EXERCISE OBJECTIVE:
Omit every picture, then give all the entries again exactly.

TASK MATERIAL:

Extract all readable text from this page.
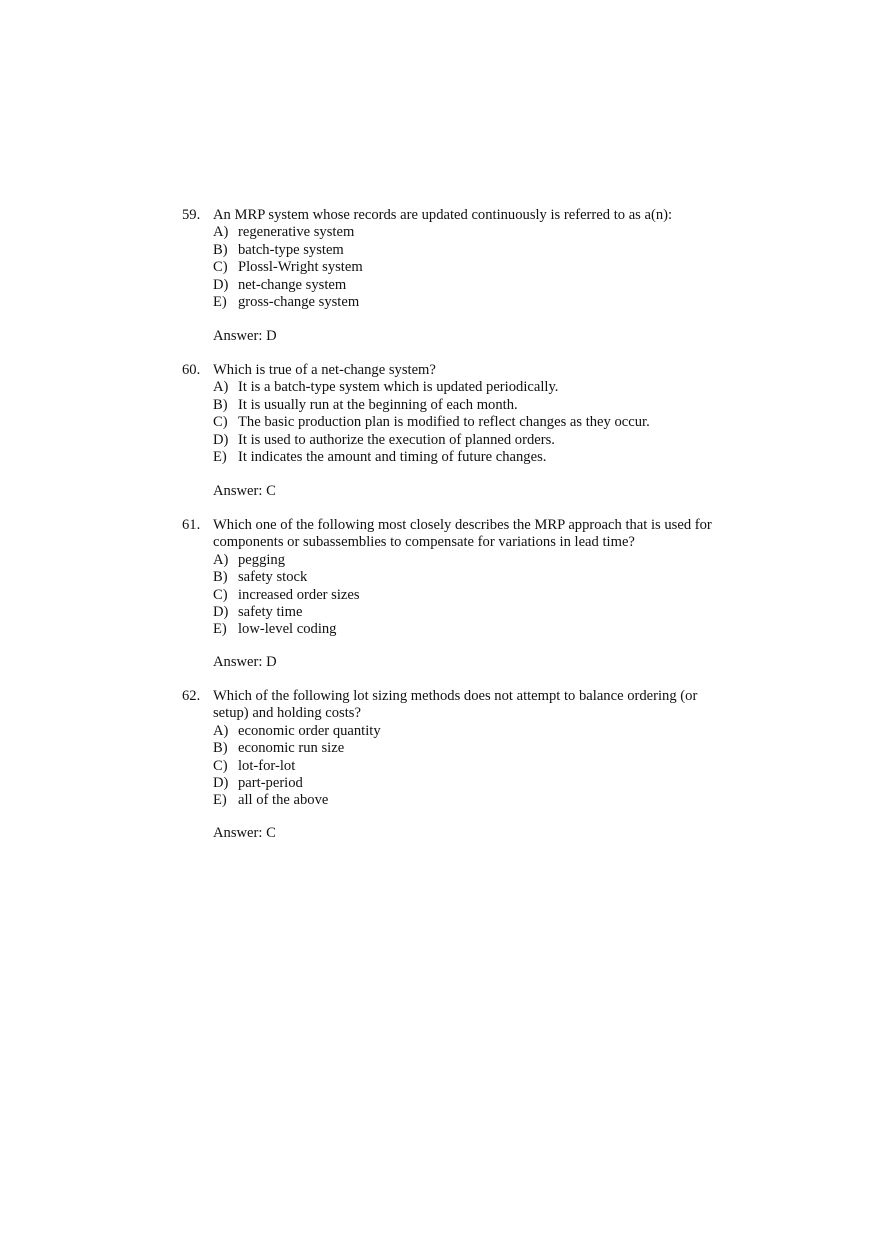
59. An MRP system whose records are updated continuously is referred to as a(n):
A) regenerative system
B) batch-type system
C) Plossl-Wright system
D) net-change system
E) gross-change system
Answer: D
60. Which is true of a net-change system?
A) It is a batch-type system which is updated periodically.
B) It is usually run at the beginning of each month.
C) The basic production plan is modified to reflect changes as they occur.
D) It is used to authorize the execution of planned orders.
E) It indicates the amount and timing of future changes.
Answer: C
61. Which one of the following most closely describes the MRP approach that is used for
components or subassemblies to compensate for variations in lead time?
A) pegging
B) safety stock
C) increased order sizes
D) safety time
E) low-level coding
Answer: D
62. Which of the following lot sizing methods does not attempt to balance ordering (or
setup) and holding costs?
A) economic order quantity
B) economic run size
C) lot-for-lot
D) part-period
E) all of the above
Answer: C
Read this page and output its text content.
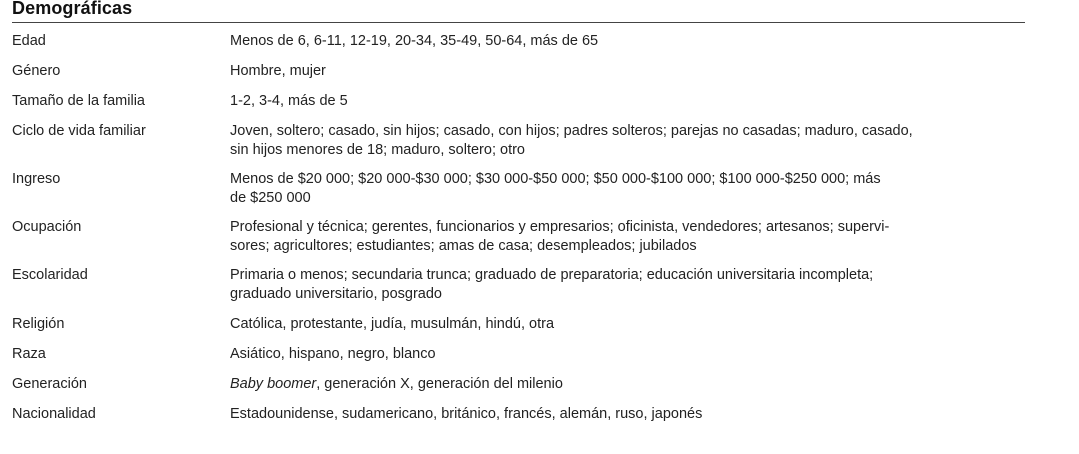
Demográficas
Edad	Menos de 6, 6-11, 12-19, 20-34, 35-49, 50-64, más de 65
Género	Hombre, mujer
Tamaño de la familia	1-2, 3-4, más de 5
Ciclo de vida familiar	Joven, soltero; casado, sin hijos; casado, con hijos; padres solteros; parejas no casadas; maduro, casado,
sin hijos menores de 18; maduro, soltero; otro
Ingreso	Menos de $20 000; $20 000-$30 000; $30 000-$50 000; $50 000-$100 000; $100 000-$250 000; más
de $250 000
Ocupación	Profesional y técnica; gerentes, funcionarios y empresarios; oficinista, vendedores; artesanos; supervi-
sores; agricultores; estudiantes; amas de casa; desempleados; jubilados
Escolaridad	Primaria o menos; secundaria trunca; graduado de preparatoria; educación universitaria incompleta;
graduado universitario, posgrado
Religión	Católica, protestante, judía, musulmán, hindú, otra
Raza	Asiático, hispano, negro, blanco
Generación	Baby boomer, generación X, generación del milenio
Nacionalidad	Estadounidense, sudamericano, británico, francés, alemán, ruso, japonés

FINISHED ANSWER:
Extract all readable text from this page.
59. An MRP system whose records are updated continuously is referred to as a(n):
A) regenerative system
B) batch-type system
C) Plossl-Wright system
D) net-change system
E) gross-change system
Answer: D
60. Which is true of a net-change system?
A) It is a batch-type system which is updated periodically.
B) It is usually run at the beginning of each month.
C) The basic production plan is modified to reflect changes as they occur.
D) It is used to authorize the execution of planned orders.
E) It indicates the amount and timing of future changes.
Answer: C
61. Which one of the following most closely describes the MRP approach that is used for
components or subassemblies to compensate for variations in lead time?
A) pegging
B) safety stock
C) increased order sizes
D) safety time
E) low-level coding
Answer: D
62. Which of the following lot sizing methods does not attempt to balance ordering (or
setup) and holding costs?
A) economic order quantity
B) economic run size
C) lot-for-lot
D) part-period
E) all of the above
Answer: C
Read this page and output its text content.
Demográficas
Edad	Menos de 6, 6-11, 12-19, 20-34, 35-49, 50-64, más de 65
Género	Hombre, mujer
Tamaño de la familia	1-2, 3-4, más de 5
Ciclo de vida familiar	Joven, soltero; casado, sin hijos; casado, con hijos; padres solteros; parejas no casadas; maduro, casado,
sin hijos menores de 18; maduro, soltero; otro
Ingreso	Menos de $20 000; $20 000-$30 000; $30 000-$50 000; $50 000-$100 000; $100 000-$250 000; más
de $250 000
Ocupación	Profesional y técnica; gerentes, funcionarios y empresarios; oficinista, vendedores; artesanos; supervi-
sores; agricultores; estudiantes; amas de casa; desempleados; jubilados
Escolaridad	Primaria o menos; secundaria trunca; graduado de preparatoria; educación universitaria incompleta;
graduado universitario, posgrado
Religión	Católica, protestante, judía, musulmán, hindú, otra
Raza	Asiático, hispano, negro, blanco
Generación	Baby boomer, generación X, generación del milenio
Nacionalidad	Estadounidense, sudamericano, británico, francés, alemán, ruso, japonés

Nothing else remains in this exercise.